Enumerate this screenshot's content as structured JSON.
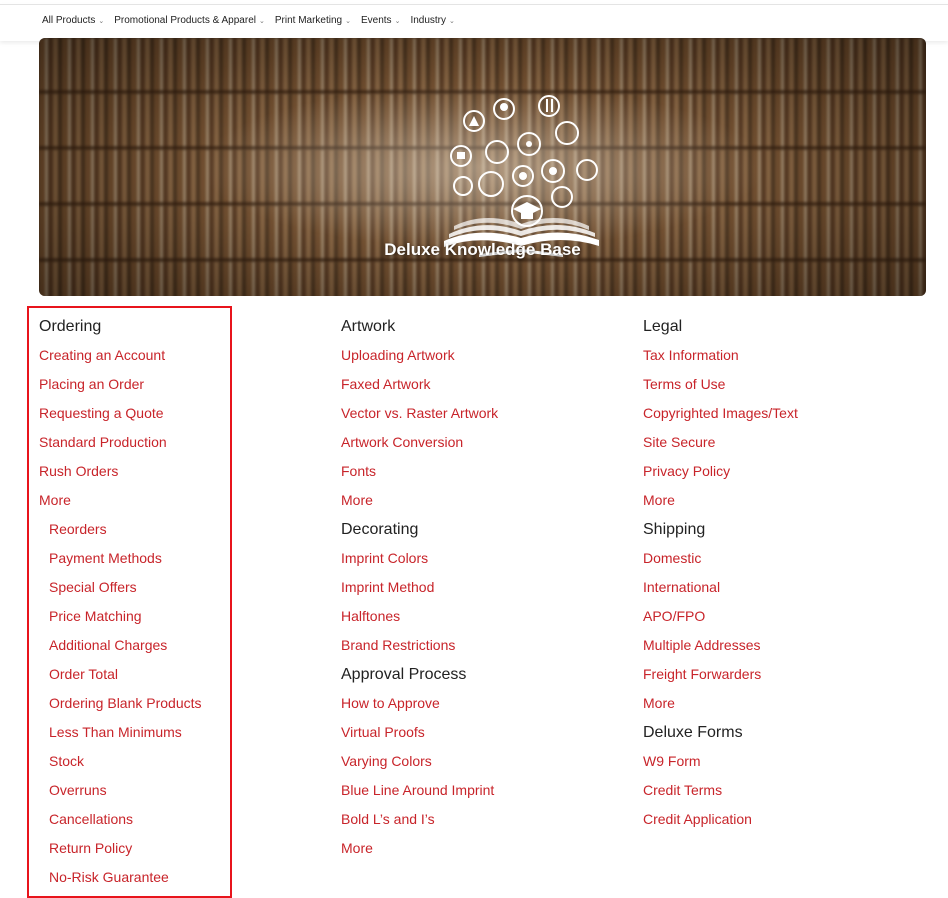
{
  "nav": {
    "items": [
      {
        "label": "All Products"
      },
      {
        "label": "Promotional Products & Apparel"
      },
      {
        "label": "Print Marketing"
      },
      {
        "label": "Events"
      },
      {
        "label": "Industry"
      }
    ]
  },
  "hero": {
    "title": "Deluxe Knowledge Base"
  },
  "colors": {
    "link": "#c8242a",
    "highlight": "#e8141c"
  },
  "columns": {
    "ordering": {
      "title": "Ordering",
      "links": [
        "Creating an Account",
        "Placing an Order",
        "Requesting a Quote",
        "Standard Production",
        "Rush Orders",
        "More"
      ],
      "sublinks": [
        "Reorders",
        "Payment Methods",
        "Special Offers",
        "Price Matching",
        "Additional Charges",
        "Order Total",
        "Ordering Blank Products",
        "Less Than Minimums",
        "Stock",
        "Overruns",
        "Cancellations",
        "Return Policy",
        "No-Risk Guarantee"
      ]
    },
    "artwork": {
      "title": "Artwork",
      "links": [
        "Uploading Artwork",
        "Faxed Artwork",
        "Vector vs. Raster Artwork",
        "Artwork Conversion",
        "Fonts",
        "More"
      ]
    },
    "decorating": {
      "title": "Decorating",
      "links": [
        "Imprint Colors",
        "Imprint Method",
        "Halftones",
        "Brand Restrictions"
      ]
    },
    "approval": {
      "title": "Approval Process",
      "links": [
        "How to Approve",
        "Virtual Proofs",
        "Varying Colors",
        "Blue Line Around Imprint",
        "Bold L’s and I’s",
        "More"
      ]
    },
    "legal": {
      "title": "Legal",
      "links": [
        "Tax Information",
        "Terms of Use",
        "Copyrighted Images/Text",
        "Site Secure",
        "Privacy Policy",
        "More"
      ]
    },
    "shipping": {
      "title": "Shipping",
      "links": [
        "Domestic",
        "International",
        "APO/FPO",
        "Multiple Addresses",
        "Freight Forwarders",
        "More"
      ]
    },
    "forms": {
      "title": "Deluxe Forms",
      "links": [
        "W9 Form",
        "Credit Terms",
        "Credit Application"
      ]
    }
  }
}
_ _ _ _ _ _ _
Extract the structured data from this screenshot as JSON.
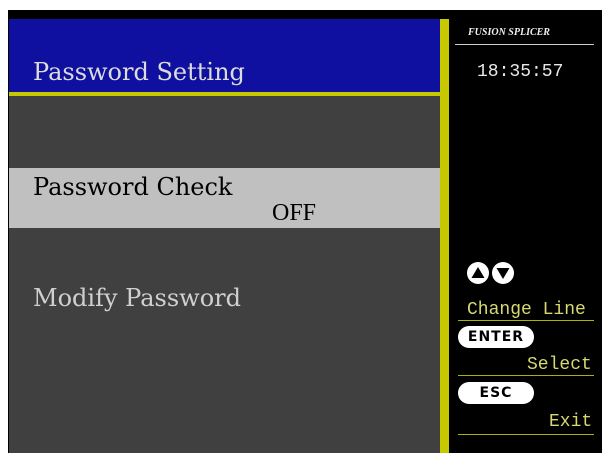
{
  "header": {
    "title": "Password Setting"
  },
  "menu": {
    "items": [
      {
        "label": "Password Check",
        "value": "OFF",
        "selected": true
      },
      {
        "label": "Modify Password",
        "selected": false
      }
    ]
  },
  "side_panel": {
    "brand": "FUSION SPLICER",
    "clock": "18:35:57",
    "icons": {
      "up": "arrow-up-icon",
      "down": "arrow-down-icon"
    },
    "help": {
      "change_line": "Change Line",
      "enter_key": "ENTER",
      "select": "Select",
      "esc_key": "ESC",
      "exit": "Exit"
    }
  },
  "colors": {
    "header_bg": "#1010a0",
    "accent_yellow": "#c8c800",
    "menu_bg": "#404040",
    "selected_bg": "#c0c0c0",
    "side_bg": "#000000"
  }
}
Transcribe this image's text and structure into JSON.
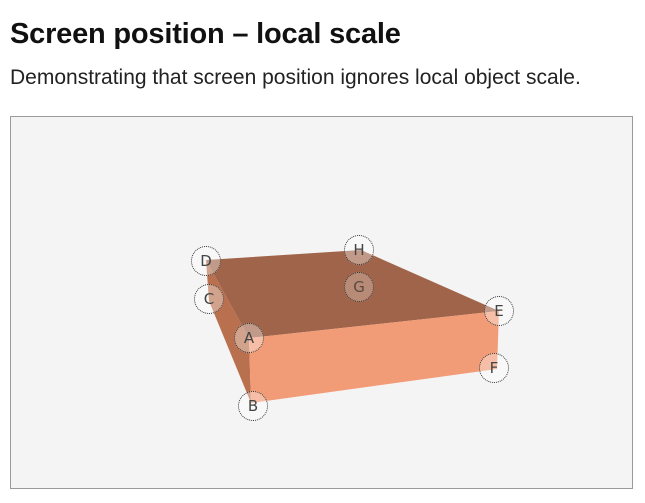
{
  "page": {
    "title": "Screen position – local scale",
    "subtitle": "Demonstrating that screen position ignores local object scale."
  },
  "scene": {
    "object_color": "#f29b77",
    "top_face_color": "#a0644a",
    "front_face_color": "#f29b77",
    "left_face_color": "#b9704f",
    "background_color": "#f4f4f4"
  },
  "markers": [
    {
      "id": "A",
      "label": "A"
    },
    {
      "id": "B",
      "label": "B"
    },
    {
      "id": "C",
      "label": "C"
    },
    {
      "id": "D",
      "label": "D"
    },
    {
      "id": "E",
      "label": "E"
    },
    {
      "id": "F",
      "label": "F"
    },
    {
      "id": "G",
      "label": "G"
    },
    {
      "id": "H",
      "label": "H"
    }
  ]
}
_ _ _ _ _ _ _
__Exercise task__
Scan the listing above and identify each line holding the string "Password"; copy every such line.

__Exercise response__
    "title": "Password Setting"
        "label": "Password Check",
        "label": "Modify Password",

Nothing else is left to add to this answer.